What you should do | Below are some records; reproduce every one of them exactly.

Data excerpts
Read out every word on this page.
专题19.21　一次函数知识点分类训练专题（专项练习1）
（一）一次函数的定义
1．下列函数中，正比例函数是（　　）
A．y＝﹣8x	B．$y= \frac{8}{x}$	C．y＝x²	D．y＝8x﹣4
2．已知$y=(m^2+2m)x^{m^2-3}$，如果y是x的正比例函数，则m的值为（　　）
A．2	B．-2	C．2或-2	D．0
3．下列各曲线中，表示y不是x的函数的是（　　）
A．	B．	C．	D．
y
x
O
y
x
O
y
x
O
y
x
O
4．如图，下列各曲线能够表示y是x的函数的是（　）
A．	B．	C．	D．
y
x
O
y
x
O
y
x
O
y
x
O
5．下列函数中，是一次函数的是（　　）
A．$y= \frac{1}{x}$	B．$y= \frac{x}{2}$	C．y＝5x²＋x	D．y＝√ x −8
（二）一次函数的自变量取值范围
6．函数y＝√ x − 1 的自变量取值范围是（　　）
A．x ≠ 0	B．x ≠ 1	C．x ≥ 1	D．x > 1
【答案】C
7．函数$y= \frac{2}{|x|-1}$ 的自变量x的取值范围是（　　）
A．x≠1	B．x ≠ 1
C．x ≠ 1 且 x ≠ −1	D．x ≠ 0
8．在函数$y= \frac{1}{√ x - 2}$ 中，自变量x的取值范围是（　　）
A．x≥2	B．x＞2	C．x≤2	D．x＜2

Final result |
Read out every word on this page.
专题19.21　一次函数知识点分类训练专题（专项练习1）
（一）一次函数的定义
1．下列函数中，正比例函数是（　　）
A．y＝﹣8x	B．$y= \frac{8}{x}$	C．y＝x²	D．y＝8x﹣4
2．已知$y=(m^2+2m)x^{m^2-3}$，如果y是x的正比例函数，则m的值为（　　）
A．2	B．-2	C．2或-2	D．0
3．下列各曲线中，表示y不是x的函数的是（　　）
A．	B．	C．	D．
y
x
O
y
x
O
y
x
O
y
x
O
4．如图，下列各曲线能够表示y是x的函数的是（　）
A．	B．	C．	D．
y
x
O
y
x
O
y
x
O
y
x
O
5．下列函数中，是一次函数的是（　　）
A．$y= \frac{1}{x}$	B．$y= \frac{x}{2}$	C．y＝5x²＋x	D．y＝√ x −8
（二）一次函数的自变量取值范围
6．函数y＝√ x − 1 的自变量取值范围是（　　）
A．x ≠ 0	B．x ≠ 1	C．x ≥ 1	D．x > 1
【答案】C
7．函数$y= \frac{2}{|x|-1}$ 的自变量x的取值范围是（　　）
A．x≠1	B．x ≠ 1
C．x ≠ 1 且 x ≠ −1	D．x ≠ 0
8．在函数$y= \frac{1}{√ x - 2}$ 中，自变量x的取值范围是（　　）
A．x≥2	B．x＞2	C．x≤2	D．x＜2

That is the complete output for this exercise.